**The request**
In the following material, identify every line holding the string "probability" and return it.

* Start Supplied entries *

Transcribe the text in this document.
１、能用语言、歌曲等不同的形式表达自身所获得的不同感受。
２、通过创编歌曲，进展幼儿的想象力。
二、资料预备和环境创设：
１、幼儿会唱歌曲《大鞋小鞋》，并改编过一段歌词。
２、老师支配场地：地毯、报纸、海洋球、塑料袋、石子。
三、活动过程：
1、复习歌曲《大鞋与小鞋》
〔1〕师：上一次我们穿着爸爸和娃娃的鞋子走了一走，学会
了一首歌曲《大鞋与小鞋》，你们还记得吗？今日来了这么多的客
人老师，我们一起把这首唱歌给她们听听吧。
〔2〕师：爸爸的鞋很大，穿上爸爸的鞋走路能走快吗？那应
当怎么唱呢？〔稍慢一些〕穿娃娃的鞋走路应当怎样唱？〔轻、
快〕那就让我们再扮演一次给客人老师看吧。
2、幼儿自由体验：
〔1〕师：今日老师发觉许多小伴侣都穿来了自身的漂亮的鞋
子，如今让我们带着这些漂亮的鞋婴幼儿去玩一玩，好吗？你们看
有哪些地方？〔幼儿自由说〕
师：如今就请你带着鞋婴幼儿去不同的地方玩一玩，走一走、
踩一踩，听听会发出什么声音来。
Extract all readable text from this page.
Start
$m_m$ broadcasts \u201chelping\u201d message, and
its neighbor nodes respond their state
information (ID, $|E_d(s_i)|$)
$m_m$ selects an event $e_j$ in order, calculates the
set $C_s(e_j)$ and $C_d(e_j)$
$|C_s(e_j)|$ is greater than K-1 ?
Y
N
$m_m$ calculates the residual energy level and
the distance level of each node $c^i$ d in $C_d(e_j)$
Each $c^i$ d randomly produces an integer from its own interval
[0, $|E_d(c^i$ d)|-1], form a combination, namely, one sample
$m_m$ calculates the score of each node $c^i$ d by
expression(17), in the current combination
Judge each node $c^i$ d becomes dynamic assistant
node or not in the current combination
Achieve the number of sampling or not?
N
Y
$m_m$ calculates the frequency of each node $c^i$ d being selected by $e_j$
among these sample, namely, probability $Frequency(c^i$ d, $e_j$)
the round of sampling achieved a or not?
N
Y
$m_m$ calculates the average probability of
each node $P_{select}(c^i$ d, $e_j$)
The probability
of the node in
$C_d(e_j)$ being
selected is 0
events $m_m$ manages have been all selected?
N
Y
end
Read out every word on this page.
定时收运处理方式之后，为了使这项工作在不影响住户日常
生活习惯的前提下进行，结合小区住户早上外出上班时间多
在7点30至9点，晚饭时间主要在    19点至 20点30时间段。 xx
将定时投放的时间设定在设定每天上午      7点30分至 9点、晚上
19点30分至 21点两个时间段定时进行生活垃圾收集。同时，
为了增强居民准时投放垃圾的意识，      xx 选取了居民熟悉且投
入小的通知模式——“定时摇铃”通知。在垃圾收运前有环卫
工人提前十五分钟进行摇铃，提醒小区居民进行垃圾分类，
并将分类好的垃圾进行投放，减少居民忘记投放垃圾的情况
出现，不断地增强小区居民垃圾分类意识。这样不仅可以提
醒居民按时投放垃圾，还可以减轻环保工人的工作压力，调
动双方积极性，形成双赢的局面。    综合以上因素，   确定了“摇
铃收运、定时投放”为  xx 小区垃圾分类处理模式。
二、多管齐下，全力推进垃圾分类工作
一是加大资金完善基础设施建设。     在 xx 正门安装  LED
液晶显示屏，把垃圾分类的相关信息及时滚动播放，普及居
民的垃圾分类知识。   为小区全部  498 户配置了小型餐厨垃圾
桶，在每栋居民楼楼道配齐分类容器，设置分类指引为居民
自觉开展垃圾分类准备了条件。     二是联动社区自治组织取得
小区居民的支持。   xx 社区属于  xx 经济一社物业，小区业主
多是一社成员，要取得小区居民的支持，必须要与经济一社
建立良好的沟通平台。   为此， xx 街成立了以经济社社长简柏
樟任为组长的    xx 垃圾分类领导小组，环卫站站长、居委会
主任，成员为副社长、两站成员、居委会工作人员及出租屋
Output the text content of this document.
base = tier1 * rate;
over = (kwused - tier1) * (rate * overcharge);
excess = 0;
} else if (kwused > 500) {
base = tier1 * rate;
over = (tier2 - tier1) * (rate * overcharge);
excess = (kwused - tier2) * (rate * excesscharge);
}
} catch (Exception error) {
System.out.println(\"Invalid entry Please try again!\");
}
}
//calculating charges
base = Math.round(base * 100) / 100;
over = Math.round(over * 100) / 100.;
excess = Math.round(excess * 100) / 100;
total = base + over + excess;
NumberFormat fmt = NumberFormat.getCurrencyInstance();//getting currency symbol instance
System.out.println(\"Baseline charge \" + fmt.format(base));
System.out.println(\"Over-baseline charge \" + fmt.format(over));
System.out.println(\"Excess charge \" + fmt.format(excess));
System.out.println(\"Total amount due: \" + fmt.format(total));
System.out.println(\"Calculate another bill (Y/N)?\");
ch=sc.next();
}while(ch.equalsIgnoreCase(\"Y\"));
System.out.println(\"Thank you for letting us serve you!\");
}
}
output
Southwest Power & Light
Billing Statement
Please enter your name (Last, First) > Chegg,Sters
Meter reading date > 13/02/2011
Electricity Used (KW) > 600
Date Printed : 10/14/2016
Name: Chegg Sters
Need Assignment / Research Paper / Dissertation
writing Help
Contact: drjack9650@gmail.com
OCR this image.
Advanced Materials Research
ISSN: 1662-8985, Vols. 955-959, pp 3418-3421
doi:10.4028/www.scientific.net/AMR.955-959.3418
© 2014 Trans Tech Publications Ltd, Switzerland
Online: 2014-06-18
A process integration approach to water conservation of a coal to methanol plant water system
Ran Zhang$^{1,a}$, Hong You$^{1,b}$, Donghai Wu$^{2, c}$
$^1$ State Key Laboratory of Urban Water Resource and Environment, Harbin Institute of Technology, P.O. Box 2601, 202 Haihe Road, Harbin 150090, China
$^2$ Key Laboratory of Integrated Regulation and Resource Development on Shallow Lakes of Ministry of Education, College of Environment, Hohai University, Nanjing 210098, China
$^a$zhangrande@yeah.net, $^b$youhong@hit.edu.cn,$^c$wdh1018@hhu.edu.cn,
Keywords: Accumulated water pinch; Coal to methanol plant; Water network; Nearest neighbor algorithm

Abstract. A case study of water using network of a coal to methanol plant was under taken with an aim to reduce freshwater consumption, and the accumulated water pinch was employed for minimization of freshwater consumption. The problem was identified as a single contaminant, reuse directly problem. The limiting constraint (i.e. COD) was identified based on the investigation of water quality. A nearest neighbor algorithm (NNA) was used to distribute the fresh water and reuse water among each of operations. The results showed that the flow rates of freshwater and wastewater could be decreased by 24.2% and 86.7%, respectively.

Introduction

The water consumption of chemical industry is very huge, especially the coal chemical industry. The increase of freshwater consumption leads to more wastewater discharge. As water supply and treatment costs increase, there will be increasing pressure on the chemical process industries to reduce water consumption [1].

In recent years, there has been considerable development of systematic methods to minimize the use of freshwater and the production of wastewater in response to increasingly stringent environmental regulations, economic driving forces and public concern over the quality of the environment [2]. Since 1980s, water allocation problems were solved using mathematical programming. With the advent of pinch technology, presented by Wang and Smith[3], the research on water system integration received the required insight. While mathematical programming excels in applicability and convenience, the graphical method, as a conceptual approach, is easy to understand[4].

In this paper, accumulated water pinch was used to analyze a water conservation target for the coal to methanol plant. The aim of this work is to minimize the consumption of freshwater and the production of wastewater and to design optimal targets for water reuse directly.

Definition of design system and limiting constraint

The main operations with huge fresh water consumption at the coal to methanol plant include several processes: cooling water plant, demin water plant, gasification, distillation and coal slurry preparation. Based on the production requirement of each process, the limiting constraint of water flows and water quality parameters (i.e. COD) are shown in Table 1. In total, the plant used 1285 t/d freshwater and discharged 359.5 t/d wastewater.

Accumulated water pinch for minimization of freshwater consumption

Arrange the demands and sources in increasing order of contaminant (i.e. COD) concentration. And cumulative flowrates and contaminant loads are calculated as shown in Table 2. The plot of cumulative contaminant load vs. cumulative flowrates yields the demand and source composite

* End Supplied entries *

**Completed exercise**
among these sample, namely, probability $Frequency(c^i$ d, $e_j$)
$m_m$ calculates the average probability of
The probability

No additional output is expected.